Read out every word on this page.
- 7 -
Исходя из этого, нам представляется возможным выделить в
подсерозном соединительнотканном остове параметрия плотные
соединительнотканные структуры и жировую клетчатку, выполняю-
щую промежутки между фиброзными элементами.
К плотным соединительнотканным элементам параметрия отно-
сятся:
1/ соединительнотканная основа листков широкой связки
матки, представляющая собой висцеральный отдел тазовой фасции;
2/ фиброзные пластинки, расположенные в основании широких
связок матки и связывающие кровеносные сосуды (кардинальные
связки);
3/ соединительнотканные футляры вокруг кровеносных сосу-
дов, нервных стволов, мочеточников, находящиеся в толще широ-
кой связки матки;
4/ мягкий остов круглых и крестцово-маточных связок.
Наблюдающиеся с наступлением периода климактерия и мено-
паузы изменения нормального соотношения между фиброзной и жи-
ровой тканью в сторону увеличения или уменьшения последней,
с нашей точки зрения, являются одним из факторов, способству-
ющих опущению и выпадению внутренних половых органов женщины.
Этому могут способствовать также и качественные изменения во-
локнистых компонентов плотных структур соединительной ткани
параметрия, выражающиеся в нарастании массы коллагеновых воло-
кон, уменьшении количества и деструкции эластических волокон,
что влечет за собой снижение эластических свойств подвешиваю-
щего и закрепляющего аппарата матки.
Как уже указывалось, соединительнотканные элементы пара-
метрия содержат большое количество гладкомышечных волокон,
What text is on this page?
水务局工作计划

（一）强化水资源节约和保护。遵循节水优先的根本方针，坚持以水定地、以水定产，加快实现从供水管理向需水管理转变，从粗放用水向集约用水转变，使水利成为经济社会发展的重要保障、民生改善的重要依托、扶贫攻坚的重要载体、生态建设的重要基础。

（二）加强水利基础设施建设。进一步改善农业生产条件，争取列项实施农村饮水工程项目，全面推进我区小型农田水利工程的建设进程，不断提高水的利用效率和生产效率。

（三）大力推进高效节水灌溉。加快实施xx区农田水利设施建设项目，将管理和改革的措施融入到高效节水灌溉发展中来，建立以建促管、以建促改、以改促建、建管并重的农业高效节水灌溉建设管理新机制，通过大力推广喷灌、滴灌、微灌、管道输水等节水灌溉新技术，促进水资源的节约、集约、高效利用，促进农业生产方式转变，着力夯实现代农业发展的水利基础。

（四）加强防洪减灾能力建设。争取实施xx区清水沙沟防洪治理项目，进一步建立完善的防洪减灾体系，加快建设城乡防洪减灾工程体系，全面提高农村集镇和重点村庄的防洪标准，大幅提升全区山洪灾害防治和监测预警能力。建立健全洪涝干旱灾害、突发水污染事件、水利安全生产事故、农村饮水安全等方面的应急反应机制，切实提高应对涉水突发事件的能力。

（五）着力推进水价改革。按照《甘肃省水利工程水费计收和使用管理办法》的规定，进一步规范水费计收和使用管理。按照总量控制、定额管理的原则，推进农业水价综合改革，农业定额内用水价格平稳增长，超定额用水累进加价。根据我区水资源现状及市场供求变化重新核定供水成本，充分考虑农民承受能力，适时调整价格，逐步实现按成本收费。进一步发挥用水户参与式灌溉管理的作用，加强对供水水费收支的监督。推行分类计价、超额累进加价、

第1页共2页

▬▬▬▬▬▬▬▬▬▬

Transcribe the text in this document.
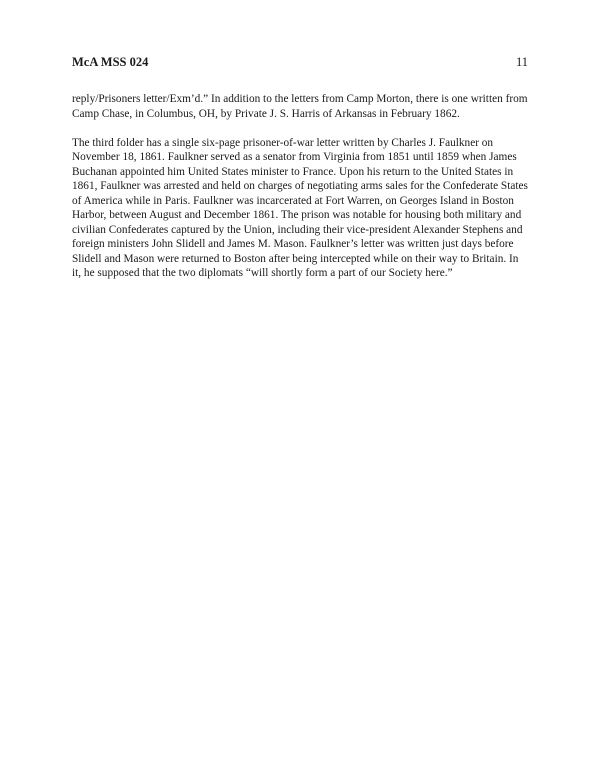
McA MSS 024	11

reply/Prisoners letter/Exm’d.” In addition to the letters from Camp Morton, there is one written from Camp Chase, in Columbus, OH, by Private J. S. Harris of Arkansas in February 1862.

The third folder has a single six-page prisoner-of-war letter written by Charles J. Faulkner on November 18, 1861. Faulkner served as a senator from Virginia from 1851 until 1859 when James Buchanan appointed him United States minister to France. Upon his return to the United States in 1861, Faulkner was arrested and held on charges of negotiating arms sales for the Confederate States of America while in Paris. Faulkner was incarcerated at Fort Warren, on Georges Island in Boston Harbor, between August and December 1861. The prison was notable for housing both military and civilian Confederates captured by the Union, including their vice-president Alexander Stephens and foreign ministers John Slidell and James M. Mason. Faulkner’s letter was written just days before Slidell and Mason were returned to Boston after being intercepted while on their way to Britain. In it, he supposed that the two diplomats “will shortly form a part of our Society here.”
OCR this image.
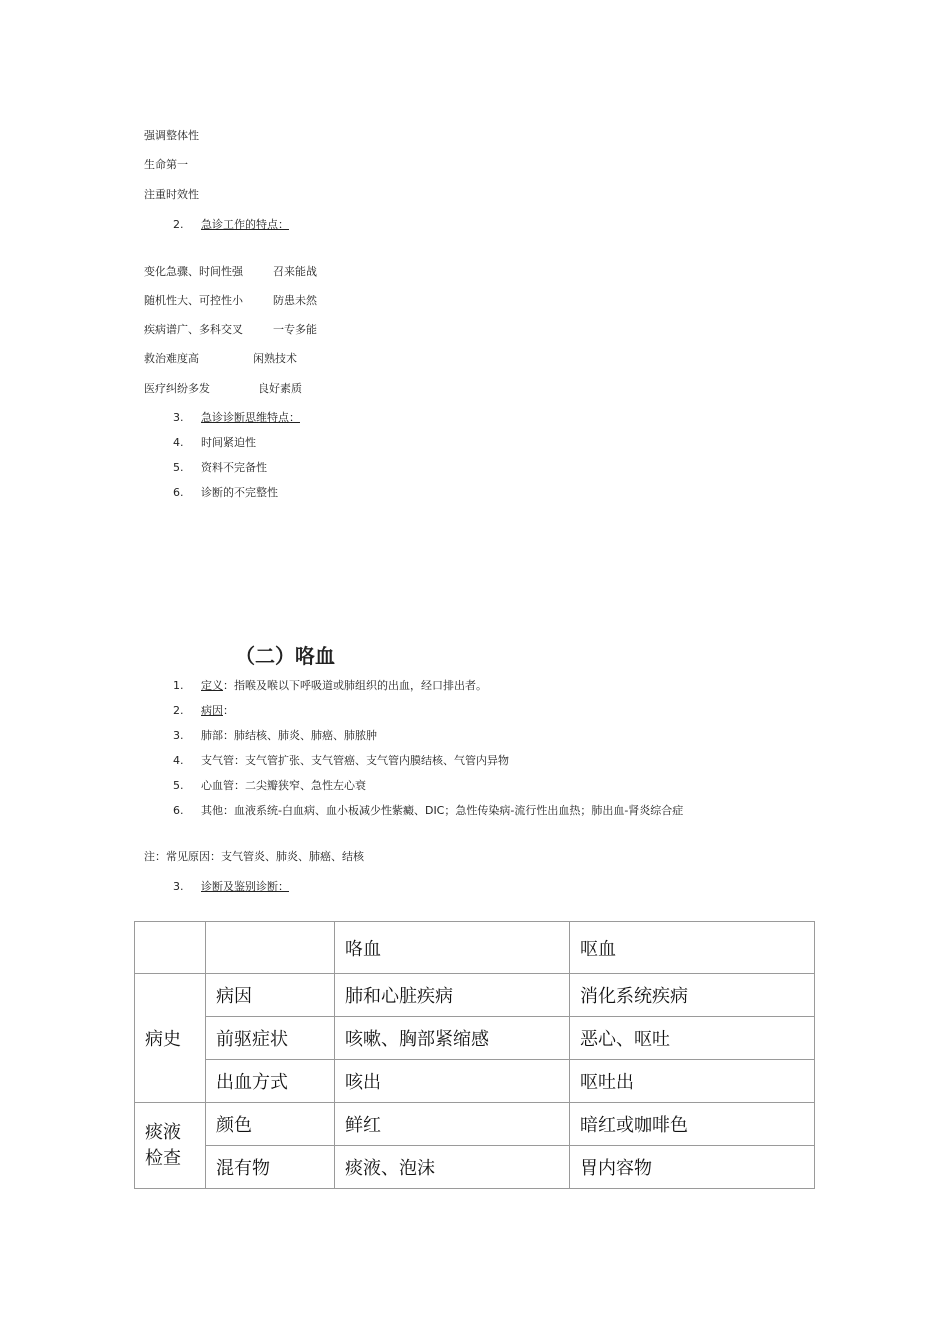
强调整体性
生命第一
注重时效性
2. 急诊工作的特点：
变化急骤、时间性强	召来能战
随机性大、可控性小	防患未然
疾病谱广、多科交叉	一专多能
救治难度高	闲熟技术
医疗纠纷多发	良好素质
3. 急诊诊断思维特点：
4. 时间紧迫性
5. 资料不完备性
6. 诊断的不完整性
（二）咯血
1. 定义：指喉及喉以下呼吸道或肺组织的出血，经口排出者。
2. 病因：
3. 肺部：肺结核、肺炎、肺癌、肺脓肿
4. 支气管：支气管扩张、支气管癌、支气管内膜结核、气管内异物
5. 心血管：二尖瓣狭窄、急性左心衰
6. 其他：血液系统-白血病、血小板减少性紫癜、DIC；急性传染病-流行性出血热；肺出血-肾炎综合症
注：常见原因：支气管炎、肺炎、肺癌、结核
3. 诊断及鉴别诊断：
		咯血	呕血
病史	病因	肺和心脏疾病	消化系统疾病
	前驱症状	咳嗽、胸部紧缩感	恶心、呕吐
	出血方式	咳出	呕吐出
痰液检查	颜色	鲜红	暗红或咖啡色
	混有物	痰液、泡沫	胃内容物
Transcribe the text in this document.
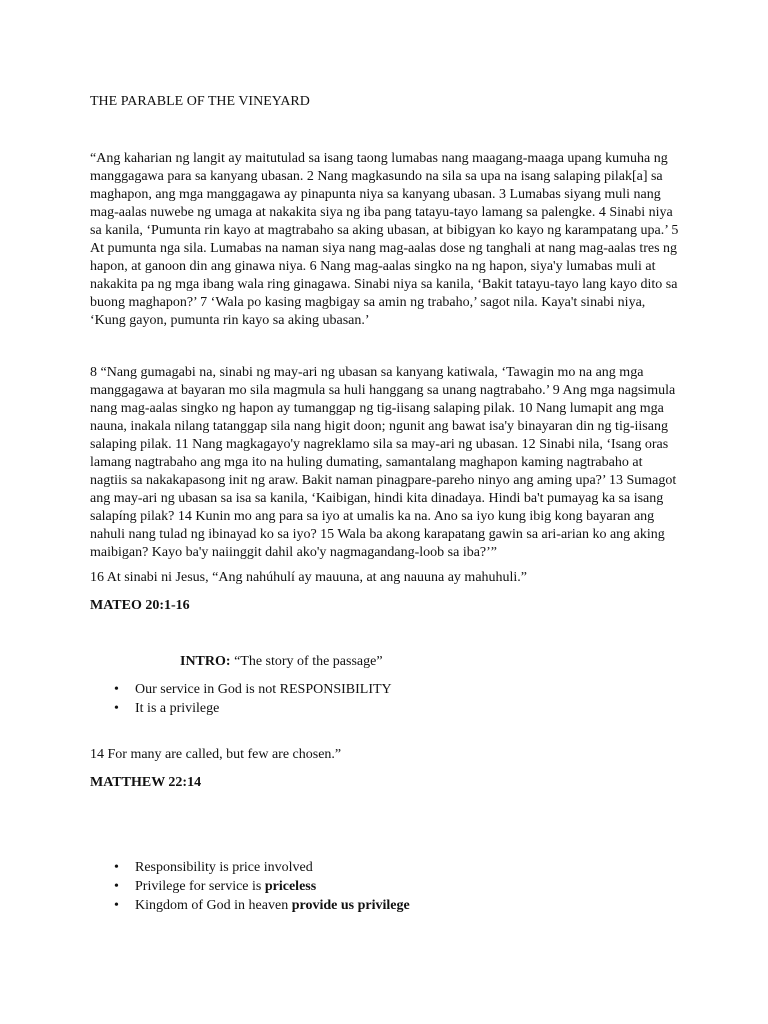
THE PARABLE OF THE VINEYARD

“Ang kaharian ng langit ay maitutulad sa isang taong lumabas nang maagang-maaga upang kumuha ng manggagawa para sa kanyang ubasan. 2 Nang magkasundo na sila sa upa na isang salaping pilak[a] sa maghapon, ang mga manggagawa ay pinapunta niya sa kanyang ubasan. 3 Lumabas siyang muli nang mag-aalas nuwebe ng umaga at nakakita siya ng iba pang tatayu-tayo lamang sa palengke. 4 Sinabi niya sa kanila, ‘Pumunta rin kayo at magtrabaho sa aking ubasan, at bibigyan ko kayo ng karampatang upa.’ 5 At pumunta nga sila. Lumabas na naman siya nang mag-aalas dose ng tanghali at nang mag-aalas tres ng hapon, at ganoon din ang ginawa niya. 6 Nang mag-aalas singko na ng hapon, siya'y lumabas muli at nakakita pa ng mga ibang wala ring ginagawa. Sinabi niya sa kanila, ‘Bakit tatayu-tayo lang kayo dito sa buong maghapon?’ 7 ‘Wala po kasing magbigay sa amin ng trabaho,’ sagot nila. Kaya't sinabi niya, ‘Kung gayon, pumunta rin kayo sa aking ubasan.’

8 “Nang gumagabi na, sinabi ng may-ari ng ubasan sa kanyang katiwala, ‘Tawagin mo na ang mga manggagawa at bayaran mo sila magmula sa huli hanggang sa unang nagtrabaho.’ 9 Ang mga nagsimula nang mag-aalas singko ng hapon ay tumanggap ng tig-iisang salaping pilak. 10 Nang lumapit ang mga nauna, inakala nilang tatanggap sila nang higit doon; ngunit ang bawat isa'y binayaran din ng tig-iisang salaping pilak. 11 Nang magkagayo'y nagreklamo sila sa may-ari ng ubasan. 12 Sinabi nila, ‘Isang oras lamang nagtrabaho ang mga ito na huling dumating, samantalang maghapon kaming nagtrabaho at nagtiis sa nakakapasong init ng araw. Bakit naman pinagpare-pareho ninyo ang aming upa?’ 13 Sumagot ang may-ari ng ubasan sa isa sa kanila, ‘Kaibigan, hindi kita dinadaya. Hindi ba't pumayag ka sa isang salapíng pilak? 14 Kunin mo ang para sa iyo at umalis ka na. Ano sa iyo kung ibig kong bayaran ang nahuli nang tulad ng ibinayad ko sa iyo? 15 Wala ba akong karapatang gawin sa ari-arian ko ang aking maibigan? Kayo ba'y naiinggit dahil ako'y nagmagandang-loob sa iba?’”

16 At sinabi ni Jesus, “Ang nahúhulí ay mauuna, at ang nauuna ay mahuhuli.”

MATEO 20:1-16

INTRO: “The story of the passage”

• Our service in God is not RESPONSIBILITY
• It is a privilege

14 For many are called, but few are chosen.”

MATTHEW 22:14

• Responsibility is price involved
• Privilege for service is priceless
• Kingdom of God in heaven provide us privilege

▬▬▬▬▬▬▬▬▬▬

§ What this task involves
Scan the material for lines with the word "связки", and copy each line you find.

§ Full solution
1/ соединительнотканная основа листков широкой связки
связки);
кой связки матки;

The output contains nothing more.